:: WHAT TO WORK ON ::
Read through the records below and copy each line that uses the word "einmal".
* BEGIN *
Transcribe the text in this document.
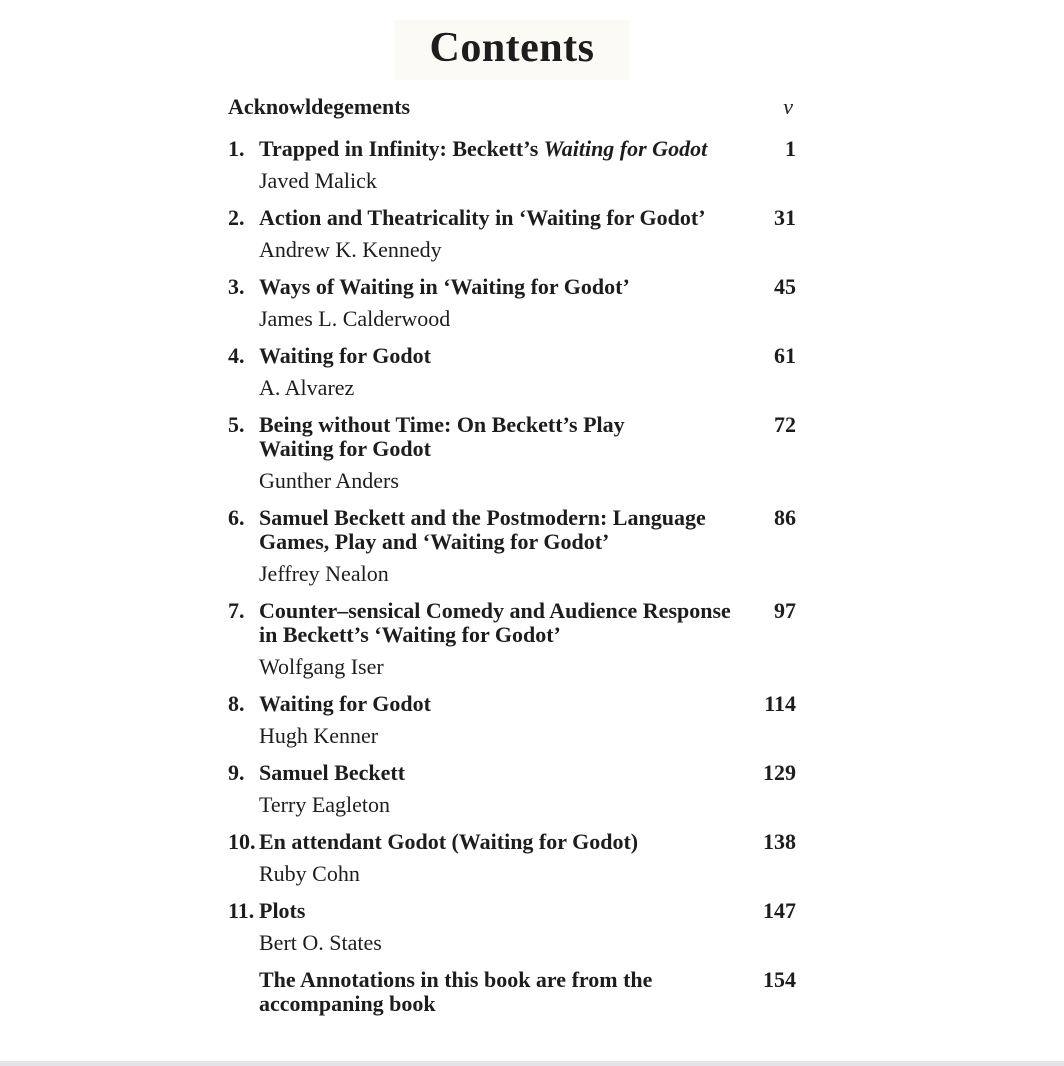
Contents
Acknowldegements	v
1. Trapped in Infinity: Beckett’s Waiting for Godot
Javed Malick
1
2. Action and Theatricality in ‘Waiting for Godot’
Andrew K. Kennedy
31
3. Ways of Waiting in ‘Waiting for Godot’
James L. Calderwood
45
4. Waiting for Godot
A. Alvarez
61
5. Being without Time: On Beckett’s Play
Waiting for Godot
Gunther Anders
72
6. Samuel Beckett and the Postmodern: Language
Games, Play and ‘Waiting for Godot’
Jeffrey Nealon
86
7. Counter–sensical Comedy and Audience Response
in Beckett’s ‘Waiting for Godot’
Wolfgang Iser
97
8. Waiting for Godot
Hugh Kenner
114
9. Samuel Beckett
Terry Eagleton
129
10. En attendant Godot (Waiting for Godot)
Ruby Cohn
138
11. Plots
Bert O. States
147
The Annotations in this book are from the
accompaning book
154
* END *
* BEGIN *
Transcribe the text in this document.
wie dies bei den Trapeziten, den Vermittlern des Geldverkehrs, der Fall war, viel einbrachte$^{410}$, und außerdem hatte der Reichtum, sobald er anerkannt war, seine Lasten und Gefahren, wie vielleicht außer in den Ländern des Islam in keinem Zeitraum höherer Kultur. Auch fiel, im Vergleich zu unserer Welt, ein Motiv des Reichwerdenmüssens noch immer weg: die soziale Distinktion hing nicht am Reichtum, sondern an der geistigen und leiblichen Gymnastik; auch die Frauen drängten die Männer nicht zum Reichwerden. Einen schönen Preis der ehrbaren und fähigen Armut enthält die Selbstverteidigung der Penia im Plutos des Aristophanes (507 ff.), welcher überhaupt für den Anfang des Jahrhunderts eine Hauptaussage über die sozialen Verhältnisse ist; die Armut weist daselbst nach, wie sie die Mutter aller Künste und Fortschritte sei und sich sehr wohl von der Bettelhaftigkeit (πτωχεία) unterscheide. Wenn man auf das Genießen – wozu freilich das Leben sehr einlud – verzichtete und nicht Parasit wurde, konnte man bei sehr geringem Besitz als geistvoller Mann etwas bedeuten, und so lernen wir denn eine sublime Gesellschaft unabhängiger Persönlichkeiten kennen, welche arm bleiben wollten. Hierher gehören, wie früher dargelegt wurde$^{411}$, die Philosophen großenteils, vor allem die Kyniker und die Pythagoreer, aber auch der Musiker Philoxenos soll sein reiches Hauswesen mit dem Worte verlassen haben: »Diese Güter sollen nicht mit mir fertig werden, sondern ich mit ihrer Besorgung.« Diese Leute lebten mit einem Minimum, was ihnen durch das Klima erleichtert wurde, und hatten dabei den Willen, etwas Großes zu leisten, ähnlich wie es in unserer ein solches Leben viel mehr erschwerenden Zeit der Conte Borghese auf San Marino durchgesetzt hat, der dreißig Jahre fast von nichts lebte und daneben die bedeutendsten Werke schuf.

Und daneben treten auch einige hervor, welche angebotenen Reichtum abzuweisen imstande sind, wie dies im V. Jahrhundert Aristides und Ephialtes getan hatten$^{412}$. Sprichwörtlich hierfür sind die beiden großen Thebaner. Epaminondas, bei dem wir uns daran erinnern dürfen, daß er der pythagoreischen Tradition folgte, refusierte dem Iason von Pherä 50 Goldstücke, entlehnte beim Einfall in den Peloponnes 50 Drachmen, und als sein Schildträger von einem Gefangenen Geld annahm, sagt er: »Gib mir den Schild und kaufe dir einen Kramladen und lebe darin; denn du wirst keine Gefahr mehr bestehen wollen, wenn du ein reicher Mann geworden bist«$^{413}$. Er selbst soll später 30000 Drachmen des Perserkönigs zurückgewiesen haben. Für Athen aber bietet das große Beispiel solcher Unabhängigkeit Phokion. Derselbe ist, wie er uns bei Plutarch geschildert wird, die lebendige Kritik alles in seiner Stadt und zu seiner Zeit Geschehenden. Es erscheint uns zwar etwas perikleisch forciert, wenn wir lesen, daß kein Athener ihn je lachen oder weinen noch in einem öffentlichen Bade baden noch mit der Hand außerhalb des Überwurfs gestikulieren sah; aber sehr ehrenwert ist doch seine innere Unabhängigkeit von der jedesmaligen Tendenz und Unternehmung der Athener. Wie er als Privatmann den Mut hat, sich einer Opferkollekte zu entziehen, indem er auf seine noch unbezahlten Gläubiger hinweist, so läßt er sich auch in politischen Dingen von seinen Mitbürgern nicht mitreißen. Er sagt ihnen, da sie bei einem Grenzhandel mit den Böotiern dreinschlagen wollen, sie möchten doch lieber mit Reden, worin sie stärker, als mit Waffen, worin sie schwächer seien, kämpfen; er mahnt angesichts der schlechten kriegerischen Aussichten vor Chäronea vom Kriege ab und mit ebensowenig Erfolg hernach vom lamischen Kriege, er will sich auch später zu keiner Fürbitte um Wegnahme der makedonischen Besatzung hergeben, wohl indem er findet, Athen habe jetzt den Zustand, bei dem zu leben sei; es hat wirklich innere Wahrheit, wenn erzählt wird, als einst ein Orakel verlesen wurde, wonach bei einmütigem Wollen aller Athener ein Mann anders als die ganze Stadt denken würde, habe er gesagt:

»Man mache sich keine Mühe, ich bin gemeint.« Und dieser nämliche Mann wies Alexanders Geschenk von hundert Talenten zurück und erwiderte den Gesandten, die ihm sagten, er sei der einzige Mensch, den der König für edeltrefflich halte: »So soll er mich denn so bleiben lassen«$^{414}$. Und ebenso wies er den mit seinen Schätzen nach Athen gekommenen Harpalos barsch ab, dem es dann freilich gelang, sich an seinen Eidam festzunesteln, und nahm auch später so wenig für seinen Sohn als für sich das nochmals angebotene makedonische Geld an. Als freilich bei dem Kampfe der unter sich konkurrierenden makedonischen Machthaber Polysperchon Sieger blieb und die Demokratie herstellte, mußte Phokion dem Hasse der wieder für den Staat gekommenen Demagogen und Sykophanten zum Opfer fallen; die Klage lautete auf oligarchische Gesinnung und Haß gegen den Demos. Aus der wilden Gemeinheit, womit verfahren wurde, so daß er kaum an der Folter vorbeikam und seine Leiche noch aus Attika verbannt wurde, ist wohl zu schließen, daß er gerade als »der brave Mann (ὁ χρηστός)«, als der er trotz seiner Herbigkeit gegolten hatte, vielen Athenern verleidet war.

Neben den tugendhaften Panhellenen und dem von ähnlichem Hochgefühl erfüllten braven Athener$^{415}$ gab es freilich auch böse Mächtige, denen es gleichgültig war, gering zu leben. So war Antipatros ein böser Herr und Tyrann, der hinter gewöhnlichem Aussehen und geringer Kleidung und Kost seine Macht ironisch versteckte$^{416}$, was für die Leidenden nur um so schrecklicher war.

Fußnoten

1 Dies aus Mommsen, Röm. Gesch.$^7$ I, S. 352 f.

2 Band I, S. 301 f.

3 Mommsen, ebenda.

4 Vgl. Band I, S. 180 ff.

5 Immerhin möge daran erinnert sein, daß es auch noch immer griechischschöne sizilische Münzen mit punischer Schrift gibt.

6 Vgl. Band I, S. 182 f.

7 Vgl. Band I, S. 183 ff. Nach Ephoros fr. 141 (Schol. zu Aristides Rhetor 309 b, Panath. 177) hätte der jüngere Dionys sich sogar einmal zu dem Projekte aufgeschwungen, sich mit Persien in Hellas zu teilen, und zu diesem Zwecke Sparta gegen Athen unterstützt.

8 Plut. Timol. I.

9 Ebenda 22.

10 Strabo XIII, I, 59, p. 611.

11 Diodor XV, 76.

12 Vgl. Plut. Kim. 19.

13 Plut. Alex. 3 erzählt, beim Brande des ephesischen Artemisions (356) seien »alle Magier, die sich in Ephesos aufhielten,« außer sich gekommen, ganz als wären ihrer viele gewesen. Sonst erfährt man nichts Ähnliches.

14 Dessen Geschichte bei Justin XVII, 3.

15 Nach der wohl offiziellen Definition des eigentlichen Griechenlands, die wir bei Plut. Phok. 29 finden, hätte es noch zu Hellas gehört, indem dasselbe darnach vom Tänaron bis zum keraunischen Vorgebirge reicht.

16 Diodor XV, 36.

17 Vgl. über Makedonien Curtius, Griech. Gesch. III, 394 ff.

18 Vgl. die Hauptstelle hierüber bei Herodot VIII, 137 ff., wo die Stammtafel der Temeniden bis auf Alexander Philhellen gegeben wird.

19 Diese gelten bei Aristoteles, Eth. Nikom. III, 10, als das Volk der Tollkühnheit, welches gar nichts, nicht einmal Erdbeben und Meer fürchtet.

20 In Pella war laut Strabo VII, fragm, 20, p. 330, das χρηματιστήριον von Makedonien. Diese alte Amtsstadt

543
* END *
* BEGIN *
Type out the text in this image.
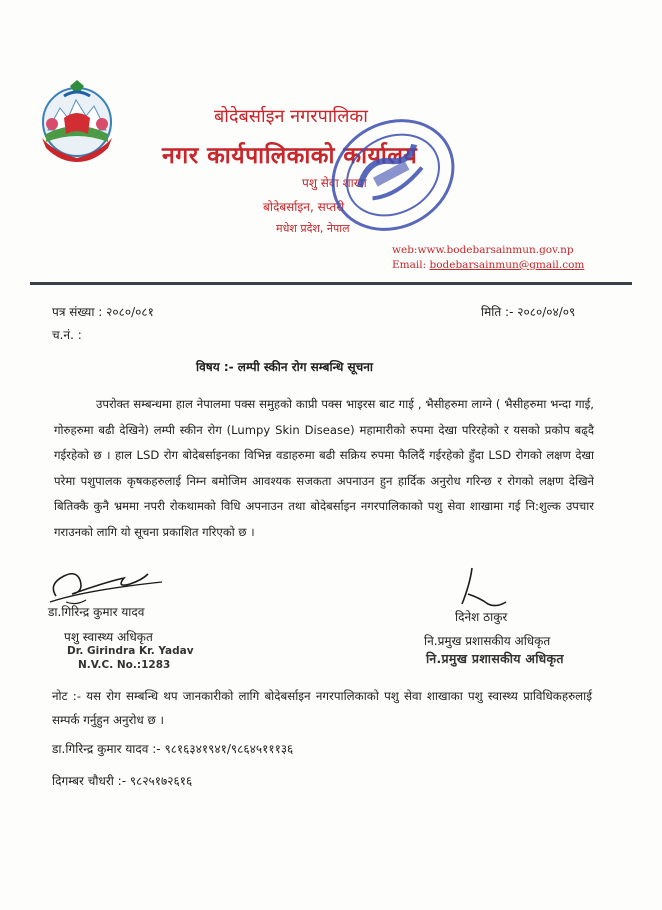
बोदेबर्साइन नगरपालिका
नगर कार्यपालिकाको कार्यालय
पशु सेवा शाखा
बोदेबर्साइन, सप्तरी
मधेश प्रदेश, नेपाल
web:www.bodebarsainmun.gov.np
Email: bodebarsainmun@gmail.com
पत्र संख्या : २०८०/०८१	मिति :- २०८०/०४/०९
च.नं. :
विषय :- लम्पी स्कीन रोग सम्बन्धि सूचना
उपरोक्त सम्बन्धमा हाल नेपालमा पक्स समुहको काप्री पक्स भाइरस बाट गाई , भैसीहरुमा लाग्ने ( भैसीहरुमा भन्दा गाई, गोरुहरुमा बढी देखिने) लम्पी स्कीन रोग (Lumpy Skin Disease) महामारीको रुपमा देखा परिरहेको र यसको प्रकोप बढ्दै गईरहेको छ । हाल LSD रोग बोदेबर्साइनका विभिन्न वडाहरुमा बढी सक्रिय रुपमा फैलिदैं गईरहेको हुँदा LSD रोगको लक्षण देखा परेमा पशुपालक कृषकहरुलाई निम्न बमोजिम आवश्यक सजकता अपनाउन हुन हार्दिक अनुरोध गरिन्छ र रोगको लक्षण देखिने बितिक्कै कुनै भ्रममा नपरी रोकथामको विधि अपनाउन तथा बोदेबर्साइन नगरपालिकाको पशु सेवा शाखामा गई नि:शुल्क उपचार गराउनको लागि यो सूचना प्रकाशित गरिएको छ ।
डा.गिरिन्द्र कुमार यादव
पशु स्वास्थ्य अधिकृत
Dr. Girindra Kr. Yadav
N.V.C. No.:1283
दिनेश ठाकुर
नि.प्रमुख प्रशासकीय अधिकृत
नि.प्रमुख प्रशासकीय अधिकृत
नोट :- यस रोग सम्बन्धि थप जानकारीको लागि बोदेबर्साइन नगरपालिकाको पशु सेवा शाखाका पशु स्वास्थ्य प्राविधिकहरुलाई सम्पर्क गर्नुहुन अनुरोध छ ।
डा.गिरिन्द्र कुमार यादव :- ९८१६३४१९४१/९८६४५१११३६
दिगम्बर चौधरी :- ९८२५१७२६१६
* END *
:: WRITTEN RESPONSE ::
7 Vgl. Band I, S. 183 ff. Nach Ephoros fr. 141 (Schol. zu Aristides Rhetor 309 b, Panath. 177) hätte der jüngere Dionys sich sogar einmal zu dem Projekte aufgeschwungen, sich mit Persien in Hellas zu teilen, und zu diesem Zwecke Sparta gegen Athen unterstützt.
19 Diese gelten bei Aristoteles, Eth. Nikom. III, 10, als das Volk der Tollkühnheit, welches gar nichts, nicht einmal Erdbeben und Meer fürchtet.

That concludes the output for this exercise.